PROBLEM DESCRIPTION ::
For the word "logo", return each line of the data in which it occurs.

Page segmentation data
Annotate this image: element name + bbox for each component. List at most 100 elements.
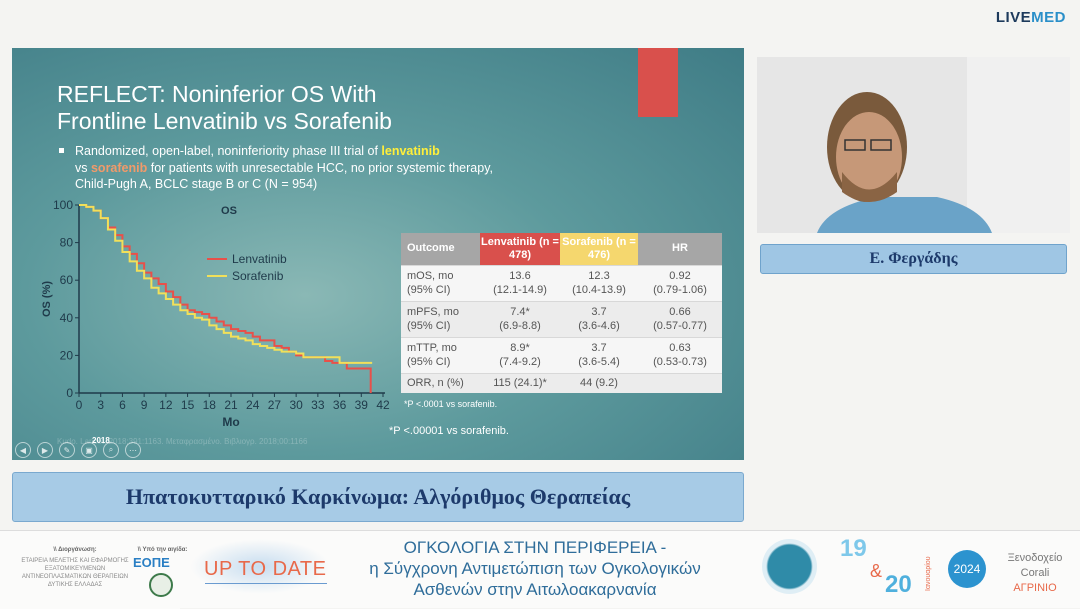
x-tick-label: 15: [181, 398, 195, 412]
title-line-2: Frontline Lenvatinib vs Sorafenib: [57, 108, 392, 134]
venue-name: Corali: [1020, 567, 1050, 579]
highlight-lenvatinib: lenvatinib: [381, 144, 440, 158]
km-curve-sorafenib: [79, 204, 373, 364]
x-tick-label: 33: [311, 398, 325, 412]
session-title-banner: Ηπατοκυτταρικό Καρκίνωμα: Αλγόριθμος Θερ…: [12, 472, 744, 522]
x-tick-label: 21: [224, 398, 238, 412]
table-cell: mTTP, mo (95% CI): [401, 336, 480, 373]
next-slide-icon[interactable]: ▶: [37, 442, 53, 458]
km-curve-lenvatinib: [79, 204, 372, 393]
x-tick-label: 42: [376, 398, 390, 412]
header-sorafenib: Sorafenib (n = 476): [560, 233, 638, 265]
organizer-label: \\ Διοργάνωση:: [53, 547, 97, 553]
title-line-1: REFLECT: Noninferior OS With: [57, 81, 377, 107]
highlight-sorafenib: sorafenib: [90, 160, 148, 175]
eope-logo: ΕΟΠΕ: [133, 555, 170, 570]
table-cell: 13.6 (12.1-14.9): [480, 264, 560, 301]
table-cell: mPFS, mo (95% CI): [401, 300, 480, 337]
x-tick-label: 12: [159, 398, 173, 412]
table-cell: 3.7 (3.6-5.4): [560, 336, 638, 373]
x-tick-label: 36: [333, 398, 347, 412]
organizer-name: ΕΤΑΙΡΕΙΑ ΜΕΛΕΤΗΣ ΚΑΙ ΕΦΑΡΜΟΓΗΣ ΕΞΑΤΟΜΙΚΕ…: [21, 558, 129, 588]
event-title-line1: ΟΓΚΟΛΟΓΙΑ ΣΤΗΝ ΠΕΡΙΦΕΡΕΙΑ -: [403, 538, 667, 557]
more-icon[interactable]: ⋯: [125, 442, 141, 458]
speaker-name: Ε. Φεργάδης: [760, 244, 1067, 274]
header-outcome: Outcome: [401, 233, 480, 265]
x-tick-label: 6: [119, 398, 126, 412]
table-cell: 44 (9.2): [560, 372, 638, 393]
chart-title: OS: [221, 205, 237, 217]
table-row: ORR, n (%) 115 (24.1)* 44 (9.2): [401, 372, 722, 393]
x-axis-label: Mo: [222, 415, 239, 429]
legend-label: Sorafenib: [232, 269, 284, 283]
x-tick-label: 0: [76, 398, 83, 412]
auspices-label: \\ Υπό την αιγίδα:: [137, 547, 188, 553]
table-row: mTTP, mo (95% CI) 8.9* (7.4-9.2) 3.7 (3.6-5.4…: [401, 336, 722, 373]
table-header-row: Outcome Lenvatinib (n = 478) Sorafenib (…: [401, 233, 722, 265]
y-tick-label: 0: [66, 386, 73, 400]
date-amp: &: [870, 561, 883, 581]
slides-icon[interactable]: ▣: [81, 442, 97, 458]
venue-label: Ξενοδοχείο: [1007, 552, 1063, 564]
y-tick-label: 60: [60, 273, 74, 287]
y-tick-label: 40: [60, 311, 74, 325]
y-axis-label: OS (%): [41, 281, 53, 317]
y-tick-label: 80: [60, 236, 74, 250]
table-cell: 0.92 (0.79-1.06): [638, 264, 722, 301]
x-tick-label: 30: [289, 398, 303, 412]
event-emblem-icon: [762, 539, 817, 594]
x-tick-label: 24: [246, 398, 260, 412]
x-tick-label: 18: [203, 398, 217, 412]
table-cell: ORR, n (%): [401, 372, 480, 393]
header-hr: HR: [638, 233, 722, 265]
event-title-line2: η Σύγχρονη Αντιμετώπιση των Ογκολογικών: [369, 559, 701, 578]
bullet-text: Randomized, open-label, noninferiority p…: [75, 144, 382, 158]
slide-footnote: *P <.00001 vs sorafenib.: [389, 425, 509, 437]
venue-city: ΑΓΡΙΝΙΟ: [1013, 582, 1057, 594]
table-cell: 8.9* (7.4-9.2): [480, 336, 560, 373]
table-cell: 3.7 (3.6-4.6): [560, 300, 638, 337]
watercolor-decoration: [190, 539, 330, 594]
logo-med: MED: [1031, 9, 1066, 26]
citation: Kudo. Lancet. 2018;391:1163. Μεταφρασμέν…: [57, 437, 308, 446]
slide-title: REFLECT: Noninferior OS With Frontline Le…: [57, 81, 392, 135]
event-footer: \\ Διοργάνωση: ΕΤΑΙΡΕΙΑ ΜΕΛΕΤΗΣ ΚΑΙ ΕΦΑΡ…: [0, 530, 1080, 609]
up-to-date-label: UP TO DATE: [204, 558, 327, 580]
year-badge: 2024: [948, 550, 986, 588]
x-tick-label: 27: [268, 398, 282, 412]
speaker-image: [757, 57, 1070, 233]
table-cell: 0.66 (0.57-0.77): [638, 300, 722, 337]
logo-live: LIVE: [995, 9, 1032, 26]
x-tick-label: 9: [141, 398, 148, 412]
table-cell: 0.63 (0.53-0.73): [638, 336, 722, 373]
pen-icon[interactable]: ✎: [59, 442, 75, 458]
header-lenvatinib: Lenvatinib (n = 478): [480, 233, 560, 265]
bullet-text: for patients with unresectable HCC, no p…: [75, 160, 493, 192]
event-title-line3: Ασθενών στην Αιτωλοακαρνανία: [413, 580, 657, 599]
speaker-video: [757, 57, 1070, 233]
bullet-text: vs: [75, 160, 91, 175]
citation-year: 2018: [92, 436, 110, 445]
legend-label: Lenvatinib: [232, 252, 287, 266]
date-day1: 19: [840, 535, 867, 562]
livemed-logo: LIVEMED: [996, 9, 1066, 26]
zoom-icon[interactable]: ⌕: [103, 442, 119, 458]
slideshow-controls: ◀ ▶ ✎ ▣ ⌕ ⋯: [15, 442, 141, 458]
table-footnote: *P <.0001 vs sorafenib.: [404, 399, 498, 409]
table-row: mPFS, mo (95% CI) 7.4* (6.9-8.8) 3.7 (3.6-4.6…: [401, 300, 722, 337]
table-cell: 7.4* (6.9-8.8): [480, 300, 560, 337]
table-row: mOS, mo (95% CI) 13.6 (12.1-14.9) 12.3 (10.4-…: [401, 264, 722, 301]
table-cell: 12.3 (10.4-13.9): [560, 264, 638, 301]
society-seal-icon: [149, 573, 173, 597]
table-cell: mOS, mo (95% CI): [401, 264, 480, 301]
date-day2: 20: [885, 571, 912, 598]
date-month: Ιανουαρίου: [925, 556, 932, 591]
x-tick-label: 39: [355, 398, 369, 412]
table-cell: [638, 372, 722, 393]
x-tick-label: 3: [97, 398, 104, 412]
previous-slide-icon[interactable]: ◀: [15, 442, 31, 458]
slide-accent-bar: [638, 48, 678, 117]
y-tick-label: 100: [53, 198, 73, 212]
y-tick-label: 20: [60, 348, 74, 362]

RESPONSE BOX ::
eope-logo: ΕΟΠΕ: [133, 555, 170, 570]
logo-med: MED: [1031, 9, 1066, 26]
logo-live: LIVE: [995, 9, 1032, 26]
livemed-logo: LIVEMED: [996, 9, 1066, 26]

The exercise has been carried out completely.